→ **PROBLEM REQUIREMENTS**
Go through the entries below and write each one out exactly.

→ **MATERIAL PROVIDED**
****

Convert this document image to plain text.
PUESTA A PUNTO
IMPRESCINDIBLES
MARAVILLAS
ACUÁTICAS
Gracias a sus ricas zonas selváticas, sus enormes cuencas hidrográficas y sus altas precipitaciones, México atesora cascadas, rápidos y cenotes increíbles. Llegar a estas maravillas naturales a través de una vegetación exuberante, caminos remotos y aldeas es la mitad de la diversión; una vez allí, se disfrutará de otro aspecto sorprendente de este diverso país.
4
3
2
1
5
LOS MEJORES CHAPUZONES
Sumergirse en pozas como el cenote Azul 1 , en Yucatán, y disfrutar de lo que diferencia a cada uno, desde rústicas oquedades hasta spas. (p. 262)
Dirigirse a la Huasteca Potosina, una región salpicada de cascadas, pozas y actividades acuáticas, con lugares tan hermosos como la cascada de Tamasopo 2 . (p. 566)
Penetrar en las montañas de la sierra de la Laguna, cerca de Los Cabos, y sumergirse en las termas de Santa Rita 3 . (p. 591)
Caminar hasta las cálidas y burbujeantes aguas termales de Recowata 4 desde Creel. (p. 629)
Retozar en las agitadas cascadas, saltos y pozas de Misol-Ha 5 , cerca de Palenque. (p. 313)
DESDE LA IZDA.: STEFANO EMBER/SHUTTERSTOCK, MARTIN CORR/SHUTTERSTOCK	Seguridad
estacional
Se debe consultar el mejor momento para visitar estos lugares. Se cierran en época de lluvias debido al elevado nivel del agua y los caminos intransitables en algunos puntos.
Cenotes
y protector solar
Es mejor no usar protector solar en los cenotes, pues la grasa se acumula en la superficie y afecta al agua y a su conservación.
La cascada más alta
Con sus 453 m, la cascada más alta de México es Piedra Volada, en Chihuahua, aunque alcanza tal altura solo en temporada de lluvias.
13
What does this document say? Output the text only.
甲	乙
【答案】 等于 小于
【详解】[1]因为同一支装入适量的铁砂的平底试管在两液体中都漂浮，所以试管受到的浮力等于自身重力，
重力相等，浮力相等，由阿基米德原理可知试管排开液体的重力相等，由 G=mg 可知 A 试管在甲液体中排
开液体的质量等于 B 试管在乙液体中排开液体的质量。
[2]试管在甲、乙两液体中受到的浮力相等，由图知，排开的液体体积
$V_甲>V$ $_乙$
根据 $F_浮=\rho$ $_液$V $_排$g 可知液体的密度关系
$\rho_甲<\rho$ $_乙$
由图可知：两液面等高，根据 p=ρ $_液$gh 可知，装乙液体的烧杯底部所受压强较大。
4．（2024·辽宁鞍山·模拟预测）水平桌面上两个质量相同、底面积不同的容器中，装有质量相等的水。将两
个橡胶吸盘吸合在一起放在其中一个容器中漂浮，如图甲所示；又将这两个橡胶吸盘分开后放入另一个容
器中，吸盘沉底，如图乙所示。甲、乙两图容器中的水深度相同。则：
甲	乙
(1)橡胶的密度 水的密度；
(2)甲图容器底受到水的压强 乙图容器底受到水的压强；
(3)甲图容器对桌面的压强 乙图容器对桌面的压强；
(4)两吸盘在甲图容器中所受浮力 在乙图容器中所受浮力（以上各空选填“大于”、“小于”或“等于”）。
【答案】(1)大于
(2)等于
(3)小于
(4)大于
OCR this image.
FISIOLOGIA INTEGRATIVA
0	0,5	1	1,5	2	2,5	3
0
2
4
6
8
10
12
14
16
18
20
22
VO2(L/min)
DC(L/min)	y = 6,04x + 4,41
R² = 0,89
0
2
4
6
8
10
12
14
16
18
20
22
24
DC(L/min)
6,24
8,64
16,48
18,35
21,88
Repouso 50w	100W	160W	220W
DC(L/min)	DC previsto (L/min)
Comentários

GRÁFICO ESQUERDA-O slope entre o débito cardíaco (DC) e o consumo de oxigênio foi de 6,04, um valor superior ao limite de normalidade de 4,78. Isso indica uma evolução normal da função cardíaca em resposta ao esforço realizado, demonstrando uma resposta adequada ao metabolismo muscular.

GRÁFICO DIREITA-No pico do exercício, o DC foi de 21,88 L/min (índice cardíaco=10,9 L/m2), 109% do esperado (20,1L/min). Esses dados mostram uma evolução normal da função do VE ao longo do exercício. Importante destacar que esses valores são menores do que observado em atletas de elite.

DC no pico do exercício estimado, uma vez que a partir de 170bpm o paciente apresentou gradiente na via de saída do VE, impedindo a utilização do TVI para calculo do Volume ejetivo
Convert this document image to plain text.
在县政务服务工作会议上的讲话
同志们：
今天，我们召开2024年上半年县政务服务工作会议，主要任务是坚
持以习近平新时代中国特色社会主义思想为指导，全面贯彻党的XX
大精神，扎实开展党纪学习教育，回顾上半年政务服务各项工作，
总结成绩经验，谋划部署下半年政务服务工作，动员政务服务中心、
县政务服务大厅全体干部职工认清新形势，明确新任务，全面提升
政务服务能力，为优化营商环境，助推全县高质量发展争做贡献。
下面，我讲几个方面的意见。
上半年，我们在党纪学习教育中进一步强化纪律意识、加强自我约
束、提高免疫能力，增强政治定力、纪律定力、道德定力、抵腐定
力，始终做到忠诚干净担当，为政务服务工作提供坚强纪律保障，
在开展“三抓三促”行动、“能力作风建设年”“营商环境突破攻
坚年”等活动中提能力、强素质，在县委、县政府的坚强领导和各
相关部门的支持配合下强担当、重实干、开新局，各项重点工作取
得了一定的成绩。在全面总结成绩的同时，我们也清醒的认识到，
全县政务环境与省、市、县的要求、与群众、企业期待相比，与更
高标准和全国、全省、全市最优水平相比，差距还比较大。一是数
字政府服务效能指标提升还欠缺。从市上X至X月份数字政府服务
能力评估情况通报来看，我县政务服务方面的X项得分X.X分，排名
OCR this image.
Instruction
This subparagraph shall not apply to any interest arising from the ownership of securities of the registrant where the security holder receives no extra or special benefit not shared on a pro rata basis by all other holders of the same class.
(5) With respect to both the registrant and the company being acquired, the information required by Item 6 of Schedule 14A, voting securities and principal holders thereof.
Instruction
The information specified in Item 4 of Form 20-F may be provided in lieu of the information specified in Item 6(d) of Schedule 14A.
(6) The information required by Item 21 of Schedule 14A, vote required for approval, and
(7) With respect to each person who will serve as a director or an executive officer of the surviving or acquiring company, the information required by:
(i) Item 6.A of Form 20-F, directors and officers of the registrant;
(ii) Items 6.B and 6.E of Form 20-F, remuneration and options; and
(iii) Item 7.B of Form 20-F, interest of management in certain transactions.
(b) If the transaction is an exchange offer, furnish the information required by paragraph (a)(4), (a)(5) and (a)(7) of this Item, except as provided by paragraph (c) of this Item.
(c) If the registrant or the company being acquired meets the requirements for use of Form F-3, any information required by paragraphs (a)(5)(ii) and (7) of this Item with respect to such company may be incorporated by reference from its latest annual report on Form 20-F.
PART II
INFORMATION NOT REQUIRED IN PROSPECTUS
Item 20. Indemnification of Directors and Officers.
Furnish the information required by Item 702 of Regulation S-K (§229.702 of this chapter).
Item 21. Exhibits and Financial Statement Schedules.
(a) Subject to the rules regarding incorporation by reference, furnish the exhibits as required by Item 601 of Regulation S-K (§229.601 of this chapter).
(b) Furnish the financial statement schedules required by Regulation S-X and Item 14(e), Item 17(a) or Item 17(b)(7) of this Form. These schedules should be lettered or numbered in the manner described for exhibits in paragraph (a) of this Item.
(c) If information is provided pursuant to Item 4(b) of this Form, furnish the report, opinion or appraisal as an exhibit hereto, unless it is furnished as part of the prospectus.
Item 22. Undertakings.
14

****

→ **SOLUTION**
Convert this document image to plain text.
PUESTA A PUNTO
IMPRESCINDIBLES
MARAVILLAS
ACUÁTICAS
Gracias a sus ricas zonas selváticas, sus enormes cuencas hidrográficas y sus altas precipitaciones, México atesora cascadas, rápidos y cenotes increíbles. Llegar a estas maravillas naturales a través de una vegetación exuberante, caminos remotos y aldeas es la mitad de la diversión; una vez allí, se disfrutará de otro aspecto sorprendente de este diverso país.
4
3
2
1
5
LOS MEJORES CHAPUZONES
Sumergirse en pozas como el cenote Azul 1 , en Yucatán, y disfrutar de lo que diferencia a cada uno, desde rústicas oquedades hasta spas. (p. 262)
Dirigirse a la Huasteca Potosina, una región salpicada de cascadas, pozas y actividades acuáticas, con lugares tan hermosos como la cascada de Tamasopo 2 . (p. 566)
Penetrar en las montañas de la sierra de la Laguna, cerca de Los Cabos, y sumergirse en las termas de Santa Rita 3 . (p. 591)
Caminar hasta las cálidas y burbujeantes aguas termales de Recowata 4 desde Creel. (p. 629)
Retozar en las agitadas cascadas, saltos y pozas de Misol-Ha 5 , cerca de Palenque. (p. 313)
DESDE LA IZDA.: STEFANO EMBER/SHUTTERSTOCK, MARTIN CORR/SHUTTERSTOCK	Seguridad
estacional
Se debe consultar el mejor momento para visitar estos lugares. Se cierran en época de lluvias debido al elevado nivel del agua y los caminos intransitables en algunos puntos.
Cenotes
y protector solar
Es mejor no usar protector solar en los cenotes, pues la grasa se acumula en la superficie y afecta al agua y a su conservación.
La cascada más alta
Con sus 453 m, la cascada más alta de México es Piedra Volada, en Chihuahua, aunque alcanza tal altura solo en temporada de lluvias.
13
What does this document say? Output the text only.
甲	乙
【答案】 等于 小于
【详解】[1]因为同一支装入适量的铁砂的平底试管在两液体中都漂浮，所以试管受到的浮力等于自身重力，
重力相等，浮力相等，由阿基米德原理可知试管排开液体的重力相等，由 G=mg 可知 A 试管在甲液体中排
开液体的质量等于 B 试管在乙液体中排开液体的质量。
[2]试管在甲、乙两液体中受到的浮力相等，由图知，排开的液体体积
$V_甲>V$ $_乙$
根据 $F_浮=\rho$ $_液$V $_排$g 可知液体的密度关系
$\rho_甲<\rho$ $_乙$
由图可知：两液面等高，根据 p=ρ $_液$gh 可知，装乙液体的烧杯底部所受压强较大。
4．（2024·辽宁鞍山·模拟预测）水平桌面上两个质量相同、底面积不同的容器中，装有质量相等的水。将两
个橡胶吸盘吸合在一起放在其中一个容器中漂浮，如图甲所示；又将这两个橡胶吸盘分开后放入另一个容
器中，吸盘沉底，如图乙所示。甲、乙两图容器中的水深度相同。则：
甲	乙
(1)橡胶的密度 水的密度；
(2)甲图容器底受到水的压强 乙图容器底受到水的压强；
(3)甲图容器对桌面的压强 乙图容器对桌面的压强；
(4)两吸盘在甲图容器中所受浮力 在乙图容器中所受浮力（以上各空选填“大于”、“小于”或“等于”）。
【答案】(1)大于
(2)等于
(3)小于
(4)大于
OCR this image.
FISIOLOGIA INTEGRATIVA
0	0,5	1	1,5	2	2,5	3
0
2
4
6
8
10
12
14
16
18
20
22
VO2(L/min)
DC(L/min)	y = 6,04x + 4,41
R² = 0,89
0
2
4
6
8
10
12
14
16
18
20
22
24
DC(L/min)
6,24
8,64
16,48
18,35
21,88
Repouso 50w	100W	160W	220W
DC(L/min)	DC previsto (L/min)
Comentários

GRÁFICO ESQUERDA-O slope entre o débito cardíaco (DC) e o consumo de oxigênio foi de 6,04, um valor superior ao limite de normalidade de 4,78. Isso indica uma evolução normal da função cardíaca em resposta ao esforço realizado, demonstrando uma resposta adequada ao metabolismo muscular.

GRÁFICO DIREITA-No pico do exercício, o DC foi de 21,88 L/min (índice cardíaco=10,9 L/m2), 109% do esperado (20,1L/min). Esses dados mostram uma evolução normal da função do VE ao longo do exercício. Importante destacar que esses valores são menores do que observado em atletas de elite.

DC no pico do exercício estimado, uma vez que a partir de 170bpm o paciente apresentou gradiente na via de saída do VE, impedindo a utilização do TVI para calculo do Volume ejetivo
Convert this document image to plain text.
在县政务服务工作会议上的讲话
同志们：
今天，我们召开2024年上半年县政务服务工作会议，主要任务是坚
持以习近平新时代中国特色社会主义思想为指导，全面贯彻党的XX
大精神，扎实开展党纪学习教育，回顾上半年政务服务各项工作，
总结成绩经验，谋划部署下半年政务服务工作，动员政务服务中心、
县政务服务大厅全体干部职工认清新形势，明确新任务，全面提升
政务服务能力，为优化营商环境，助推全县高质量发展争做贡献。
下面，我讲几个方面的意见。
上半年，我们在党纪学习教育中进一步强化纪律意识、加强自我约
束、提高免疫能力，增强政治定力、纪律定力、道德定力、抵腐定
力，始终做到忠诚干净担当，为政务服务工作提供坚强纪律保障，
在开展“三抓三促”行动、“能力作风建设年”“营商环境突破攻
坚年”等活动中提能力、强素质，在县委、县政府的坚强领导和各
相关部门的支持配合下强担当、重实干、开新局，各项重点工作取
得了一定的成绩。在全面总结成绩的同时，我们也清醒的认识到，
全县政务环境与省、市、县的要求、与群众、企业期待相比，与更
高标准和全国、全省、全市最优水平相比，差距还比较大。一是数
字政府服务效能指标提升还欠缺。从市上X至X月份数字政府服务
能力评估情况通报来看，我县政务服务方面的X项得分X.X分，排名
OCR this image.
Instruction
This subparagraph shall not apply to any interest arising from the ownership of securities of the registrant where the security holder receives no extra or special benefit not shared on a pro rata basis by all other holders of the same class.
(5) With respect to both the registrant and the company being acquired, the information required by Item 6 of Schedule 14A, voting securities and principal holders thereof.
Instruction
The information specified in Item 4 of Form 20-F may be provided in lieu of the information specified in Item 6(d) of Schedule 14A.
(6) The information required by Item 21 of Schedule 14A, vote required for approval, and
(7) With respect to each person who will serve as a director or an executive officer of the surviving or acquiring company, the information required by:
(i) Item 6.A of Form 20-F, directors and officers of the registrant;
(ii) Items 6.B and 6.E of Form 20-F, remuneration and options; and
(iii) Item 7.B of Form 20-F, interest of management in certain transactions.
(b) If the transaction is an exchange offer, furnish the information required by paragraph (a)(4), (a)(5) and (a)(7) of this Item, except as provided by paragraph (c) of this Item.
(c) If the registrant or the company being acquired meets the requirements for use of Form F-3, any information required by paragraphs (a)(5)(ii) and (7) of this Item with respect to such company may be incorporated by reference from its latest annual report on Form 20-F.
PART II
INFORMATION NOT REQUIRED IN PROSPECTUS
Item 20. Indemnification of Directors and Officers.
Furnish the information required by Item 702 of Regulation S-K (§229.702 of this chapter).
Item 21. Exhibits and Financial Statement Schedules.
(a) Subject to the rules regarding incorporation by reference, furnish the exhibits as required by Item 601 of Regulation S-K (§229.601 of this chapter).
(b) Furnish the financial statement schedules required by Regulation S-X and Item 14(e), Item 17(a) or Item 17(b)(7) of this Form. These schedules should be lettered or numbered in the manner described for exhibits in paragraph (a) of this Item.
(c) If information is provided pursuant to Item 4(b) of this Form, furnish the report, opinion or appraisal as an exhibit hereto, unless it is furnished as part of the prospectus.
Item 22. Undertakings.
14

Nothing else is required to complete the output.